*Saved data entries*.
────────────────────
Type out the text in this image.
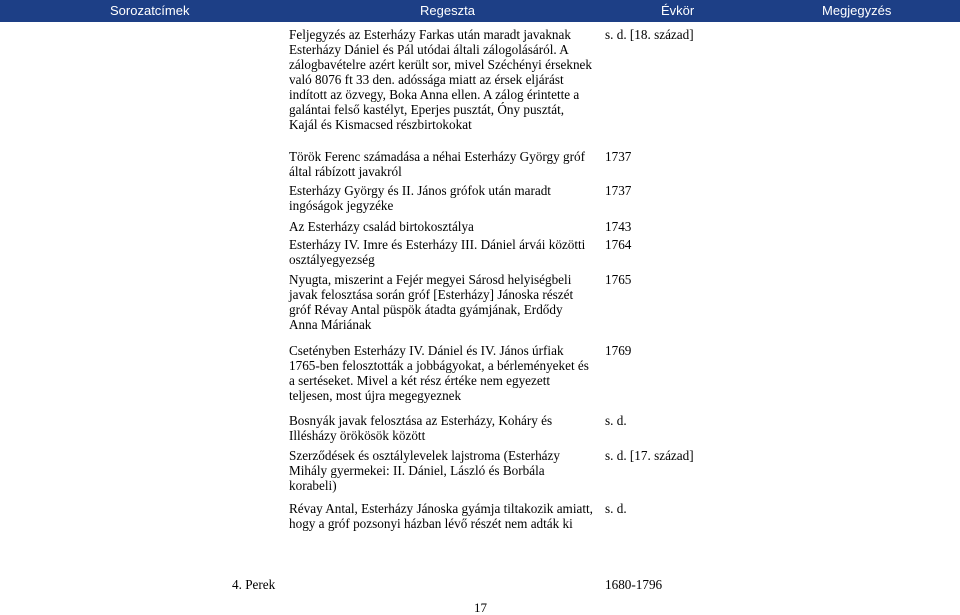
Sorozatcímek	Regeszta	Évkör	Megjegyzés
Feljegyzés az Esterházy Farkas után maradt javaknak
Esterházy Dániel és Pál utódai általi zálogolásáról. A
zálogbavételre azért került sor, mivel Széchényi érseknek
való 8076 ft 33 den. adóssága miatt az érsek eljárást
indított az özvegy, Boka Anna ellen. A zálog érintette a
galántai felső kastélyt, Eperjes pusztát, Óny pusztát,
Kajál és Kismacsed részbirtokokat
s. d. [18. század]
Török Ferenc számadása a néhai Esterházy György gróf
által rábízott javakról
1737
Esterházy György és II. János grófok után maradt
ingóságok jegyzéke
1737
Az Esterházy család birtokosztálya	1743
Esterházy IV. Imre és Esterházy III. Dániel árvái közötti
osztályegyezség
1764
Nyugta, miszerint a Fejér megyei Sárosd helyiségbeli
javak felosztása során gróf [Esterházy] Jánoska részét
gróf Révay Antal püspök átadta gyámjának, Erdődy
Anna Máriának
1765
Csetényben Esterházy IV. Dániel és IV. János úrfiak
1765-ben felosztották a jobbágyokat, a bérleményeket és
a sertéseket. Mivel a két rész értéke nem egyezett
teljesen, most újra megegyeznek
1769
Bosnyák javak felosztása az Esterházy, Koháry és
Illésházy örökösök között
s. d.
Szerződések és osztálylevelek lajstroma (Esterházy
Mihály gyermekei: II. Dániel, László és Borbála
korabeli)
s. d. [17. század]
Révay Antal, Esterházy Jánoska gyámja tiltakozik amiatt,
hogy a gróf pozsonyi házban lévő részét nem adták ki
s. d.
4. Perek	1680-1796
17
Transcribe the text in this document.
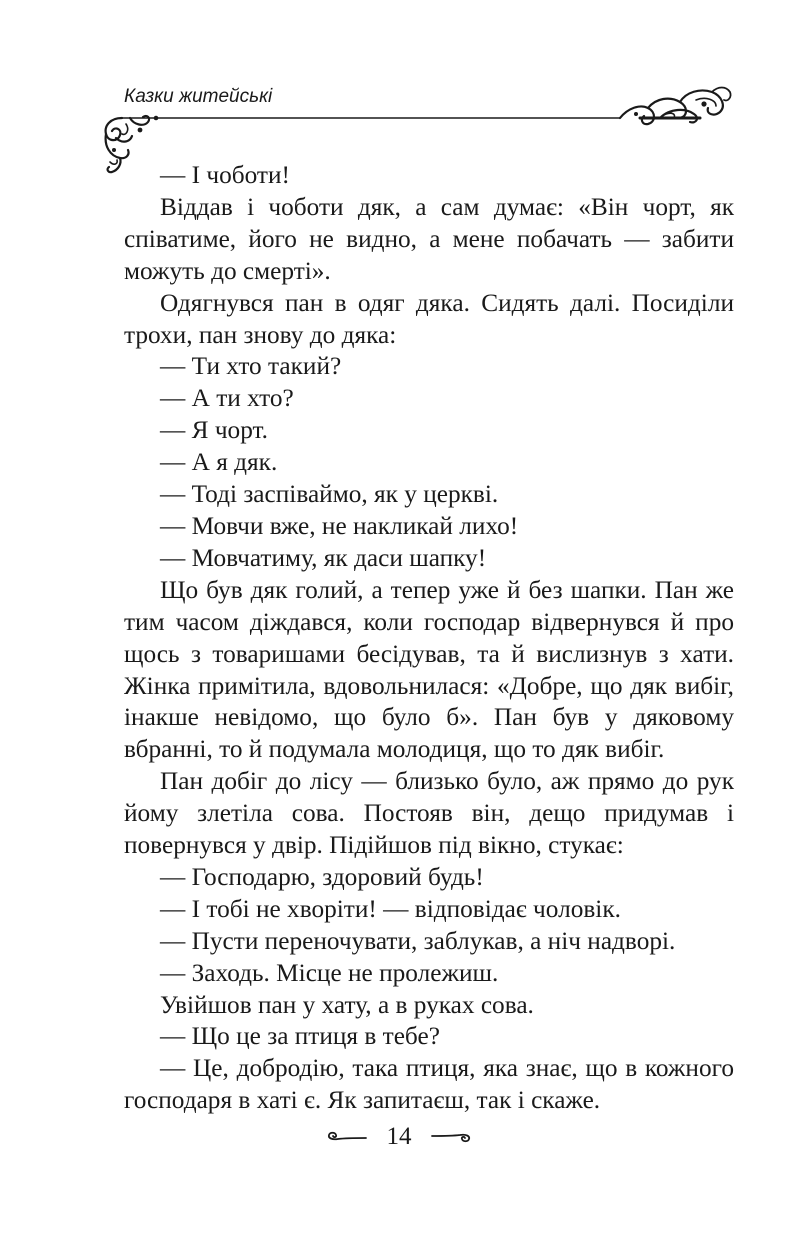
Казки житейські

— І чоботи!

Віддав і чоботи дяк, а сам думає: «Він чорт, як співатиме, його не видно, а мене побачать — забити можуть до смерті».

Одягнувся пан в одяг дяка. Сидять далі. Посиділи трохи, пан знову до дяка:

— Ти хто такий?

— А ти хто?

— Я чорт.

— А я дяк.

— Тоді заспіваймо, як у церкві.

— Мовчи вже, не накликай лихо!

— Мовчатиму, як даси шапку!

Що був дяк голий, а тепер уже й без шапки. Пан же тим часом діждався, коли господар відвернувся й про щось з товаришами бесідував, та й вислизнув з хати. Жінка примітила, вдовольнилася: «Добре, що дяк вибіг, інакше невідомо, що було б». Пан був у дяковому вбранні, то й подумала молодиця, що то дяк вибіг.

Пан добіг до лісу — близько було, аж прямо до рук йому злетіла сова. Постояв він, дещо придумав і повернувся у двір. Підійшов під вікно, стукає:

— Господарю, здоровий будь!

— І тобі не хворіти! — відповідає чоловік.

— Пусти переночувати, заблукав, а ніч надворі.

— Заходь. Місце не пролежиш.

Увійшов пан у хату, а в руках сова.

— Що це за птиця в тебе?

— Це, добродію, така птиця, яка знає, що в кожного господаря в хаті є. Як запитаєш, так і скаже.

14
────────────────────
Find the word "сова" in the records and pull out each line that has it.

*Solution to this task*.
Пан добіг до лісу — близько було, аж прямо до рук йому злетіла сова. Постояв він, дещо придумав і повернувся у двір. Підійшов під вікно, стукає:
Увійшов пан у хату, а в руках сова.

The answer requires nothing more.